>> begin

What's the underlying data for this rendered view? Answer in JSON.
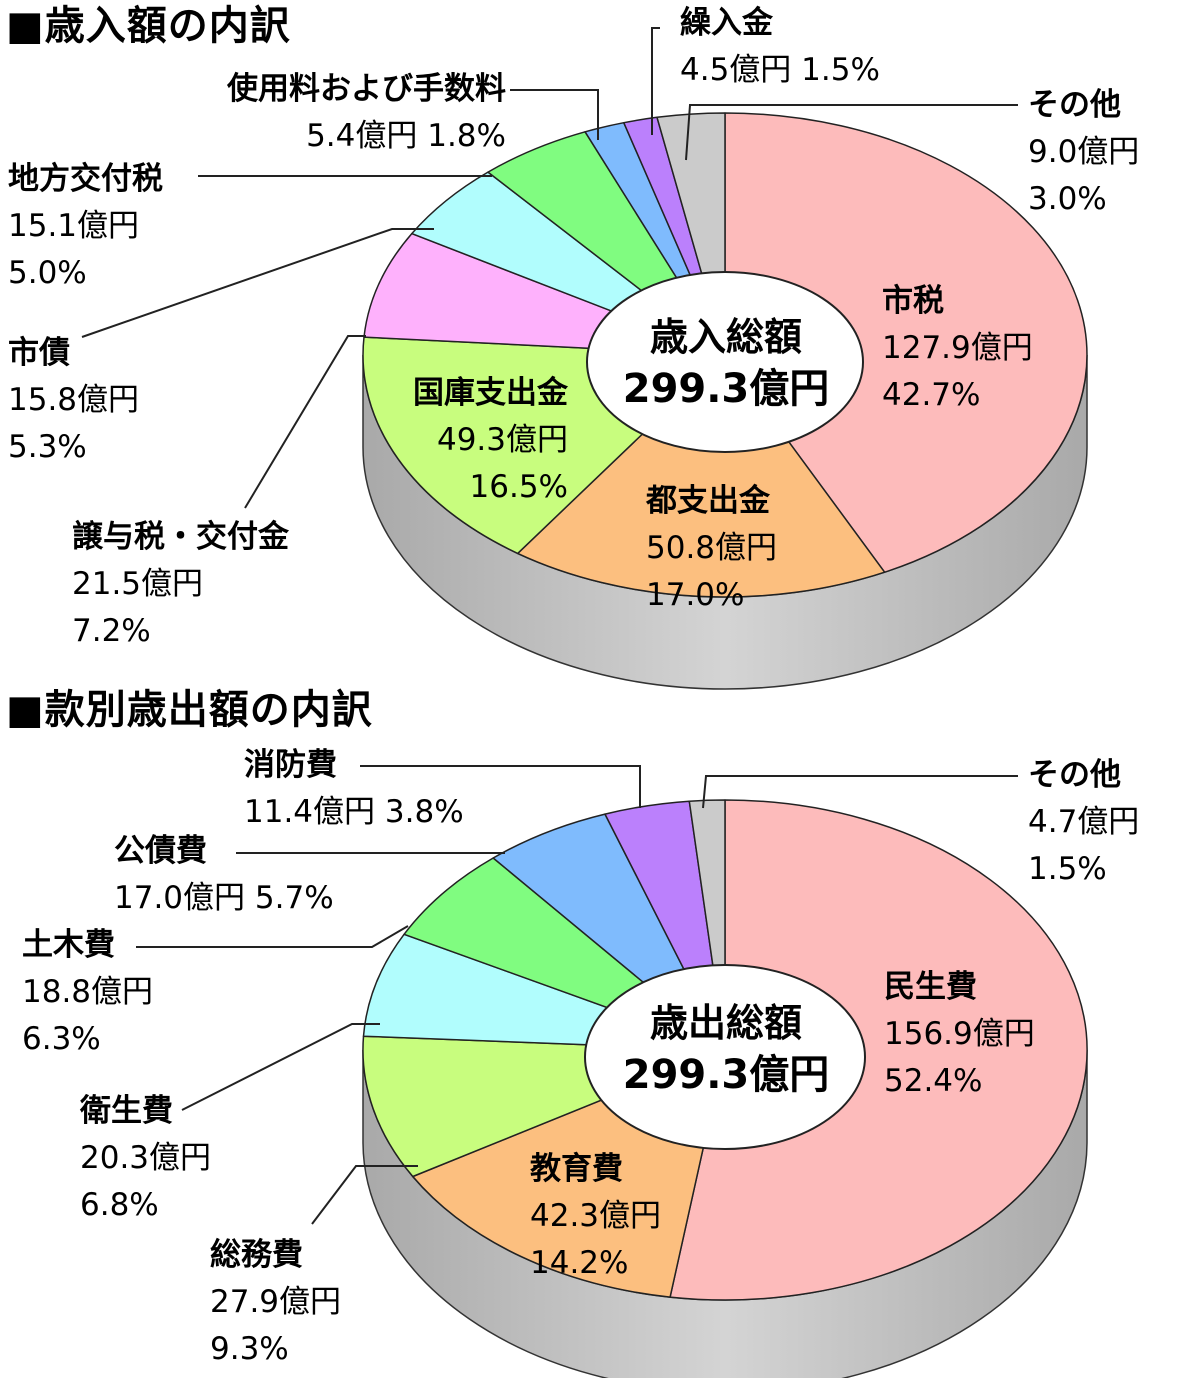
{
  "chart_data": [
    {
      "type": "pie",
      "title": "■歳入額の内訳",
      "center_label": "歳入総額",
      "total": "299.3億円",
      "slices": [
        {
          "name": "市税",
          "value": 127.9,
          "value_text": "127.9億円",
          "percent": 42.7,
          "percent_text": "42.7%",
          "color": "#fdbbbb"
        },
        {
          "name": "都支出金",
          "value": 50.8,
          "value_text": "50.8億円",
          "percent": 17.0,
          "percent_text": "17.0%",
          "color": "#fcbf7f"
        },
        {
          "name": "国庫支出金",
          "value": 49.3,
          "value_text": "49.3億円",
          "percent": 16.5,
          "percent_text": "16.5%",
          "color": "#c8fd7e"
        },
        {
          "name": "譲与税・交付金",
          "value": 21.5,
          "value_text": "21.5億円",
          "percent": 7.2,
          "percent_text": "7.2%",
          "color": "#feb1fc"
        },
        {
          "name": "市債",
          "value": 15.8,
          "value_text": "15.8億円",
          "percent": 5.3,
          "percent_text": "5.3%",
          "color": "#b1fdfd"
        },
        {
          "name": "地方交付税",
          "value": 15.1,
          "value_text": "15.1億円",
          "percent": 5.0,
          "percent_text": "5.0%",
          "color": "#80fc80"
        },
        {
          "name": "使用料および手数料",
          "value": 5.4,
          "value_text": "5.4億円",
          "percent": 1.8,
          "percent_text": "1.8%",
          "color": "#7fbbfd"
        },
        {
          "name": "繰入金",
          "value": 4.5,
          "value_text": "4.5億円",
          "percent": 1.5,
          "percent_text": "1.5%",
          "color": "#bb80fc"
        },
        {
          "name": "その他",
          "value": 9.0,
          "value_text": "9.0億円",
          "percent": 3.0,
          "percent_text": "3.0%",
          "color": "#cbcbcb"
        }
      ]
    },
    {
      "type": "pie",
      "title": "■款別歳出額の内訳",
      "center_label": "歳出総額",
      "total": "299.3億円",
      "slices": [
        {
          "name": "民生費",
          "value": 156.9,
          "value_text": "156.9億円",
          "percent": 52.4,
          "percent_text": "52.4%",
          "color": "#fdbbbb"
        },
        {
          "name": "教育費",
          "value": 42.3,
          "value_text": "42.3億円",
          "percent": 14.2,
          "percent_text": "14.2%",
          "color": "#fcbf7f"
        },
        {
          "name": "総務費",
          "value": 27.9,
          "value_text": "27.9億円",
          "percent": 9.3,
          "percent_text": "9.3%",
          "color": "#c8fd7e"
        },
        {
          "name": "衛生費",
          "value": 20.3,
          "value_text": "20.3億円",
          "percent": 6.8,
          "percent_text": "6.8%",
          "color": "#b1fdfd"
        },
        {
          "name": "土木費",
          "value": 18.8,
          "value_text": "18.8億円",
          "percent": 6.3,
          "percent_text": "6.3%",
          "color": "#80fc80"
        },
        {
          "name": "公債費",
          "value": 17.0,
          "value_text": "17.0億円",
          "percent": 5.7,
          "percent_text": "5.7%",
          "color": "#7fbbfd"
        },
        {
          "name": "消防費",
          "value": 11.4,
          "value_text": "11.4億円",
          "percent": 3.8,
          "percent_text": "3.8%",
          "color": "#bb80fc"
        },
        {
          "name": "その他",
          "value": 4.7,
          "value_text": "4.7億円",
          "percent": 1.5,
          "percent_text": "1.5%",
          "color": "#cbcbcb"
        }
      ]
    }
  ]
}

>> end

Reproduce every line exactly and omit all pictures.

**EXERCISE RESULT**
What's the underlying data for this rendered view? Answer in JSON.
{
  "chart_data": [
    {
      "type": "pie",
      "title": "■歳入額の内訳",
      "center_label": "歳入総額",
      "total": "299.3億円",
      "slices": [
        {
          "name": "市税",
          "value": 127.9,
          "value_text": "127.9億円",
          "percent": 42.7,
          "percent_text": "42.7%",
          "color": "#fdbbbb"
        },
        {
          "name": "都支出金",
          "value": 50.8,
          "value_text": "50.8億円",
          "percent": 17.0,
          "percent_text": "17.0%",
          "color": "#fcbf7f"
        },
        {
          "name": "国庫支出金",
          "value": 49.3,
          "value_text": "49.3億円",
          "percent": 16.5,
          "percent_text": "16.5%",
          "color": "#c8fd7e"
        },
        {
          "name": "譲与税・交付金",
          "value": 21.5,
          "value_text": "21.5億円",
          "percent": 7.2,
          "percent_text": "7.2%",
          "color": "#feb1fc"
        },
        {
          "name": "市債",
          "value": 15.8,
          "value_text": "15.8億円",
          "percent": 5.3,
          "percent_text": "5.3%",
          "color": "#b1fdfd"
        },
        {
          "name": "地方交付税",
          "value": 15.1,
          "value_text": "15.1億円",
          "percent": 5.0,
          "percent_text": "5.0%",
          "color": "#80fc80"
        },
        {
          "name": "使用料および手数料",
          "value": 5.4,
          "value_text": "5.4億円",
          "percent": 1.8,
          "percent_text": "1.8%",
          "color": "#7fbbfd"
        },
        {
          "name": "繰入金",
          "value": 4.5,
          "value_text": "4.5億円",
          "percent": 1.5,
          "percent_text": "1.5%",
          "color": "#bb80fc"
        },
        {
          "name": "その他",
          "value": 9.0,
          "value_text": "9.0億円",
          "percent": 3.0,
          "percent_text": "3.0%",
          "color": "#cbcbcb"
        }
      ]
    },
    {
      "type": "pie",
      "title": "■款別歳出額の内訳",
      "center_label": "歳出総額",
      "total": "299.3億円",
      "slices": [
        {
          "name": "民生費",
          "value": 156.9,
          "value_text": "156.9億円",
          "percent": 52.4,
          "percent_text": "52.4%",
          "color": "#fdbbbb"
        },
        {
          "name": "教育費",
          "value": 42.3,
          "value_text": "42.3億円",
          "percent": 14.2,
          "percent_text": "14.2%",
          "color": "#fcbf7f"
        },
        {
          "name": "総務費",
          "value": 27.9,
          "value_text": "27.9億円",
          "percent": 9.3,
          "percent_text": "9.3%",
          "color": "#c8fd7e"
        },
        {
          "name": "衛生費",
          "value": 20.3,
          "value_text": "20.3億円",
          "percent": 6.8,
          "percent_text": "6.8%",
          "color": "#b1fdfd"
        },
        {
          "name": "土木費",
          "value": 18.8,
          "value_text": "18.8億円",
          "percent": 6.3,
          "percent_text": "6.3%",
          "color": "#80fc80"
        },
        {
          "name": "公債費",
          "value": 17.0,
          "value_text": "17.0億円",
          "percent": 5.7,
          "percent_text": "5.7%",
          "color": "#7fbbfd"
        },
        {
          "name": "消防費",
          "value": 11.4,
          "value_text": "11.4億円",
          "percent": 3.8,
          "percent_text": "3.8%",
          "color": "#bb80fc"
        },
        {
          "name": "その他",
          "value": 4.7,
          "value_text": "4.7億円",
          "percent": 1.5,
          "percent_text": "1.5%",
          "color": "#cbcbcb"
        }
      ]
    }
  ]
}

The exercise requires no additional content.